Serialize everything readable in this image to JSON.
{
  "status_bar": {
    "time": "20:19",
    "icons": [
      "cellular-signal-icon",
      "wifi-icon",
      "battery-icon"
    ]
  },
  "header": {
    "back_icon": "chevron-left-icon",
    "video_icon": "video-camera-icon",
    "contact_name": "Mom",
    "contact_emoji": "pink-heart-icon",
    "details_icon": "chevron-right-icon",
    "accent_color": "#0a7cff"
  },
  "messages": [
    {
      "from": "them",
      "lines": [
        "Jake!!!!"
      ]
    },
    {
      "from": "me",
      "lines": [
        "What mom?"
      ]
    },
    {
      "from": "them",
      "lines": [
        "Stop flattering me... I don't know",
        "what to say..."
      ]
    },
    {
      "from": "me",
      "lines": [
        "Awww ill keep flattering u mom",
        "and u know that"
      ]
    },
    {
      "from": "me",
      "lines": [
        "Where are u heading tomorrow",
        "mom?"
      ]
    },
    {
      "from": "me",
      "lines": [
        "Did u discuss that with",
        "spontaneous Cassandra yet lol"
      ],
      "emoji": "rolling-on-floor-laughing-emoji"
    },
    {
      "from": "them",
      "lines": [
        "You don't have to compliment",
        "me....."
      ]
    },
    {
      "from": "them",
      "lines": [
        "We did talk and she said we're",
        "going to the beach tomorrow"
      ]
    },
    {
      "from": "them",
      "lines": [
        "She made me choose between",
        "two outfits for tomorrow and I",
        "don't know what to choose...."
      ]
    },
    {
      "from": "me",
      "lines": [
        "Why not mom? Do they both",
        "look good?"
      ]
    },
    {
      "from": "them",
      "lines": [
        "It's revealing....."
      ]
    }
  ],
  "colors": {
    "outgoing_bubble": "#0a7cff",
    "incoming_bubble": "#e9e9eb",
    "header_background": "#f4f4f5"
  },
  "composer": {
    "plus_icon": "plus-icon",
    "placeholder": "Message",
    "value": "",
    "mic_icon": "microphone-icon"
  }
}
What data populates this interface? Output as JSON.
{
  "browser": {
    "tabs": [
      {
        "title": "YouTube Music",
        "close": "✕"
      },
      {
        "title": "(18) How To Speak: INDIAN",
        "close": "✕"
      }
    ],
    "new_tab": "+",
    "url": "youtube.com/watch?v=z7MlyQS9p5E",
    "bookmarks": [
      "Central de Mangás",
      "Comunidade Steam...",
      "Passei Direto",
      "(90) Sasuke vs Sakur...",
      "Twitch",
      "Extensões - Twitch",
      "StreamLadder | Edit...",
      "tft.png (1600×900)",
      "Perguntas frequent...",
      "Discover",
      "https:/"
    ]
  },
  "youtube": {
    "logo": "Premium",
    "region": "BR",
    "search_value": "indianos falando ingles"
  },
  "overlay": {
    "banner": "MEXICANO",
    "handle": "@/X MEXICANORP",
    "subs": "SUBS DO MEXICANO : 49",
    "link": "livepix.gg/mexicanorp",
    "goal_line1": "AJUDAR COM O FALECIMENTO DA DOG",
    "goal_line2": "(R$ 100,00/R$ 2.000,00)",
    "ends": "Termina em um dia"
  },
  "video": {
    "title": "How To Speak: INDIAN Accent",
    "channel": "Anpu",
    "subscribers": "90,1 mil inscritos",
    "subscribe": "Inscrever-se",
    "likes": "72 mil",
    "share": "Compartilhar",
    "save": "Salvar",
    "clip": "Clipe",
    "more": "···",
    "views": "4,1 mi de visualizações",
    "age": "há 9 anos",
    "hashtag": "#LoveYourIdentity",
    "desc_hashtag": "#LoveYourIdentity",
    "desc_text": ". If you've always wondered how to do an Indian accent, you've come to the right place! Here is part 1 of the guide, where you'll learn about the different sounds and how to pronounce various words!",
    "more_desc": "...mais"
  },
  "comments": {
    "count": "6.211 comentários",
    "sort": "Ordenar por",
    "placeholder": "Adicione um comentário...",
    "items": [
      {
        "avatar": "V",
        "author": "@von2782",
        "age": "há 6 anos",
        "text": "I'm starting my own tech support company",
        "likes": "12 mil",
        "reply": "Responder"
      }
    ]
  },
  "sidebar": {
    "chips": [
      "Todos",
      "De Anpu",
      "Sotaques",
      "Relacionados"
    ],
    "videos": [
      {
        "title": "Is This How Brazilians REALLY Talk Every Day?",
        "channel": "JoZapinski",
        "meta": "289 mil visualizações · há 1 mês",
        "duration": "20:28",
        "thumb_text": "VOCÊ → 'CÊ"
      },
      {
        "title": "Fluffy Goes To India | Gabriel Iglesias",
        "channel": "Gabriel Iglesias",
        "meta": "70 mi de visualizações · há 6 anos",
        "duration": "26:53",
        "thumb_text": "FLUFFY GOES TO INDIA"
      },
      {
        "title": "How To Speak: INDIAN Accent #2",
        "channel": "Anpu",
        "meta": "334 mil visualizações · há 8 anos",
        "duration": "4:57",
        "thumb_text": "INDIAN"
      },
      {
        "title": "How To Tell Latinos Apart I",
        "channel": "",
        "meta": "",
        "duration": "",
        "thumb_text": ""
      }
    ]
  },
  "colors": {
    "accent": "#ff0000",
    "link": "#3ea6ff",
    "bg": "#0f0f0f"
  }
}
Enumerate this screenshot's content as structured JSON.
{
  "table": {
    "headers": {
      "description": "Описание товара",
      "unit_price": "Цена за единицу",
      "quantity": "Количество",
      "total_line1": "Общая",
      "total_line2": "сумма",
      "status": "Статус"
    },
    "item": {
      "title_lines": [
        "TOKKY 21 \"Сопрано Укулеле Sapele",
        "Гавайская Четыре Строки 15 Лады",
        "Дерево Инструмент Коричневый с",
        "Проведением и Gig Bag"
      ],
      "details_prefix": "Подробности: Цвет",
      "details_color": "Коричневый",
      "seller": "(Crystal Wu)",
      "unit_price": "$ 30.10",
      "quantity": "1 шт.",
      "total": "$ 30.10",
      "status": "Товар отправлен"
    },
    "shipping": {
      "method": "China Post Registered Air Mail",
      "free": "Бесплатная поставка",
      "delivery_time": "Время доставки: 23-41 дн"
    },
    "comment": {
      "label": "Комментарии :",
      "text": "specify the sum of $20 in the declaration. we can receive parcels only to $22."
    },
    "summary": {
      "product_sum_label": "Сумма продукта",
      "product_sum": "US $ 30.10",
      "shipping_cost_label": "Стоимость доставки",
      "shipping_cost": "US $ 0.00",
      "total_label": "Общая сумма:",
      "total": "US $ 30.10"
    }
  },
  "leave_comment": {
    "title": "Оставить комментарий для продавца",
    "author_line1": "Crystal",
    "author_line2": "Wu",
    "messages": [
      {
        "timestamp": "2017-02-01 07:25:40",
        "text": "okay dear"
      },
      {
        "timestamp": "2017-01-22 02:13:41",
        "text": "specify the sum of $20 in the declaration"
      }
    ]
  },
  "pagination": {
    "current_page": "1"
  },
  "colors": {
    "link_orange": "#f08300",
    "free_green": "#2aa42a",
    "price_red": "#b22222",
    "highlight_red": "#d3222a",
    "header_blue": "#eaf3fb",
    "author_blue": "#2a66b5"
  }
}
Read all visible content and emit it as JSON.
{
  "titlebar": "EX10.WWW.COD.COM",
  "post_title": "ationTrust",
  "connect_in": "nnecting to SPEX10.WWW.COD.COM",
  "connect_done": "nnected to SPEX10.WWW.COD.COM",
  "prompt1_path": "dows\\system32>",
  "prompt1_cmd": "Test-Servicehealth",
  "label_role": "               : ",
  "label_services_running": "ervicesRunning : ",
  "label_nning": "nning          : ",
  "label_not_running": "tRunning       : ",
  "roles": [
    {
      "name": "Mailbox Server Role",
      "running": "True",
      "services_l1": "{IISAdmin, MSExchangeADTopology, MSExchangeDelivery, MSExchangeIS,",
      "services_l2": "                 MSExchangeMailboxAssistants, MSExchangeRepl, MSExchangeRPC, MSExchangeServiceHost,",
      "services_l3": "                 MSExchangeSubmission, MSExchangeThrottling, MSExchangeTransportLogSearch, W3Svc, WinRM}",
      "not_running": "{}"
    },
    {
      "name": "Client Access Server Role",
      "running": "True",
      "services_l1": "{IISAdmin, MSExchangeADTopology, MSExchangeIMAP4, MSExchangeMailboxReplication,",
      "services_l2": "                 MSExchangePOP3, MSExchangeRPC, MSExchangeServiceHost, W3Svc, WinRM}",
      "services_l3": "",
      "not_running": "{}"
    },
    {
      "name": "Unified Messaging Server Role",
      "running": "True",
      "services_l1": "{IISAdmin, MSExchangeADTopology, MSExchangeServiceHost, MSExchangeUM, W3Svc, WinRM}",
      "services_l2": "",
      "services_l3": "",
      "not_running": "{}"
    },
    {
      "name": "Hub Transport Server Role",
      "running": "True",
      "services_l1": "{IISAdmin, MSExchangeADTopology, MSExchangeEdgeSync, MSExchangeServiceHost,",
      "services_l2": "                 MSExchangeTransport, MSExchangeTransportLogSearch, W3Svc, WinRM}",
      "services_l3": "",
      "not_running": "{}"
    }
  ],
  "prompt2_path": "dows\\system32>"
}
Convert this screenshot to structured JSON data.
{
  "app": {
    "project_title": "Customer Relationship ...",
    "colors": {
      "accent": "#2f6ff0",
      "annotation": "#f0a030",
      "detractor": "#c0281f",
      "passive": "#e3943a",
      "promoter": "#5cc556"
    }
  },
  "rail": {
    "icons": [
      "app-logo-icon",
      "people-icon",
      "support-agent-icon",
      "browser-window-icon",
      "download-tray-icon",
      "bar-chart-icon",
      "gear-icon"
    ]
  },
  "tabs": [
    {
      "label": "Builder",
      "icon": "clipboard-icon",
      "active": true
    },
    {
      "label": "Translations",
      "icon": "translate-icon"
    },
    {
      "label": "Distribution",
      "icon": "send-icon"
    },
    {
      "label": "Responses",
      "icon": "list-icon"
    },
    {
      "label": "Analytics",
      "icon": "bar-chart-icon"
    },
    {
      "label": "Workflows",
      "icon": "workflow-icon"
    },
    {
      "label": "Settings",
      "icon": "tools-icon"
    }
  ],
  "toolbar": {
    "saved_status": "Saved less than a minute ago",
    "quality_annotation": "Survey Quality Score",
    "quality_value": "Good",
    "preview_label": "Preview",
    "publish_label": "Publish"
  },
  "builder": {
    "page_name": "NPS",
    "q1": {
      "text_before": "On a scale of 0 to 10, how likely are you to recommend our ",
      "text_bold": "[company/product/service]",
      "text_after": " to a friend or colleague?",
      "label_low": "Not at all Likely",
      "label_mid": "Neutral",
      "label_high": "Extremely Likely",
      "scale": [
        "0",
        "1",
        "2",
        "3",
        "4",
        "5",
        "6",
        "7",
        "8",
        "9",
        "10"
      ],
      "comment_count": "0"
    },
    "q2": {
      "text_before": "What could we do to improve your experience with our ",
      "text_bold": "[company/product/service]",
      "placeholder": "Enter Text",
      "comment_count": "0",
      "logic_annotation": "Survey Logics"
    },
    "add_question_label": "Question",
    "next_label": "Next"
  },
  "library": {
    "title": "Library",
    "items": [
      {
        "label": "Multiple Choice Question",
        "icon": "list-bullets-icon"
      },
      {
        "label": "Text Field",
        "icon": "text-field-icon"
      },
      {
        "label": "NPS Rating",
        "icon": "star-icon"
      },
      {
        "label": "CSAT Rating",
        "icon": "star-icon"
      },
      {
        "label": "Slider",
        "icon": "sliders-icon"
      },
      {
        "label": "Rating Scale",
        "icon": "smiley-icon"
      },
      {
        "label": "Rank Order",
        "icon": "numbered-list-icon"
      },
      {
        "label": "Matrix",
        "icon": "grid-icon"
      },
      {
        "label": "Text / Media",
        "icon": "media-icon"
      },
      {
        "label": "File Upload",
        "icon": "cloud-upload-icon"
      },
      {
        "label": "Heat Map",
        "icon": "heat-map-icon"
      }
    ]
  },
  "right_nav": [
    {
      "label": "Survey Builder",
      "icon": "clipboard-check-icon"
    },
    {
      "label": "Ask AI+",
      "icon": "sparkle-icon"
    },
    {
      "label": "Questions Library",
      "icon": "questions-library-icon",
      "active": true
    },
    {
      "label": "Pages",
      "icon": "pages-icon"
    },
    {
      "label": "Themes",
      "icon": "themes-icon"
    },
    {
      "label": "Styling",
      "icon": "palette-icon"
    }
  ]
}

Written exercise: Pick out every line above that holds the word "timestamp" and copy it.

Correct answer:
        "timestamp": "2017-02-01 07:25:40",
        "timestamp": "2017-01-22 02:13:41",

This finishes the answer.